Exercise brief
Exactly how many lines in the entries contain "sagepub"? Give that number alone.

Records provided
*** Begin section ***

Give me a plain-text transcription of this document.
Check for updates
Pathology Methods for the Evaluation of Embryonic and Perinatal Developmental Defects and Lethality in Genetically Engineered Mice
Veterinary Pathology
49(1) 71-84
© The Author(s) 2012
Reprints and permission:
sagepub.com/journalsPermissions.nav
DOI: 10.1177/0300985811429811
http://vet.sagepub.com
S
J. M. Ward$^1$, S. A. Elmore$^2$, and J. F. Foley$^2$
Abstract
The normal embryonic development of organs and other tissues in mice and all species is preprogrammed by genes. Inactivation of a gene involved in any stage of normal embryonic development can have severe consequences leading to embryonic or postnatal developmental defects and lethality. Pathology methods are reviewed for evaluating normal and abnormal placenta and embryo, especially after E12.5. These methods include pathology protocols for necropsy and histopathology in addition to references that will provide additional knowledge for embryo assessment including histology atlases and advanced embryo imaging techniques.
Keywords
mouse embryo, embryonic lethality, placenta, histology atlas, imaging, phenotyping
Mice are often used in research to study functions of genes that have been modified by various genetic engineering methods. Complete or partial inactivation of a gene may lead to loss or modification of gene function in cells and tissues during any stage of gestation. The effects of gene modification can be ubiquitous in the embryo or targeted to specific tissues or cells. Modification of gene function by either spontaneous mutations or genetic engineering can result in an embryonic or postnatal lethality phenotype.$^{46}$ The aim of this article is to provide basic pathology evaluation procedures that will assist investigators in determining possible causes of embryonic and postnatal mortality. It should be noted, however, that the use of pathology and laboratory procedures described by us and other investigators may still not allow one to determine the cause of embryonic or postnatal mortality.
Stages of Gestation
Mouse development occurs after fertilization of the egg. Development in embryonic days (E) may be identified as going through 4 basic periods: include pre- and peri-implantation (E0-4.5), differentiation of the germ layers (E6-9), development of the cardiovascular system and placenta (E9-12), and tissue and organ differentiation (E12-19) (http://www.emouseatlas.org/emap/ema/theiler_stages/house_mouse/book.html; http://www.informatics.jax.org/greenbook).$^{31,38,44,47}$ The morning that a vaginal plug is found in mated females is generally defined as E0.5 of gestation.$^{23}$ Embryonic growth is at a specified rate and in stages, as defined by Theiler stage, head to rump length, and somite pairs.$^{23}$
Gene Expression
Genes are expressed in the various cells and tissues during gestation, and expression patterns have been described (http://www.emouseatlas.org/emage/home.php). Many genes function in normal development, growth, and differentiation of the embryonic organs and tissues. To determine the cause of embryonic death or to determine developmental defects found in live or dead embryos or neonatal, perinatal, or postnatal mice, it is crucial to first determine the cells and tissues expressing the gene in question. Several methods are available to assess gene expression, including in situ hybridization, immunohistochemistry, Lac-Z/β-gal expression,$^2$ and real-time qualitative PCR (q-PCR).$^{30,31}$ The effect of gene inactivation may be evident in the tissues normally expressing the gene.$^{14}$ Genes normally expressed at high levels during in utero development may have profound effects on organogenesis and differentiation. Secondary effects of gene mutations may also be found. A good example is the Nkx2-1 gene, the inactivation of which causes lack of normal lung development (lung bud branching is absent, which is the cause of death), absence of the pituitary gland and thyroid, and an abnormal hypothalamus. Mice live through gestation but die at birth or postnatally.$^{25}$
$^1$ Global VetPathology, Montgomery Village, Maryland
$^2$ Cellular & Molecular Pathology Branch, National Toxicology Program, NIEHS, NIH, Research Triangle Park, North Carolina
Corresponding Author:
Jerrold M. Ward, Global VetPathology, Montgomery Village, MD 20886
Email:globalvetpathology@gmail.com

*** End section ***

Result of the task
2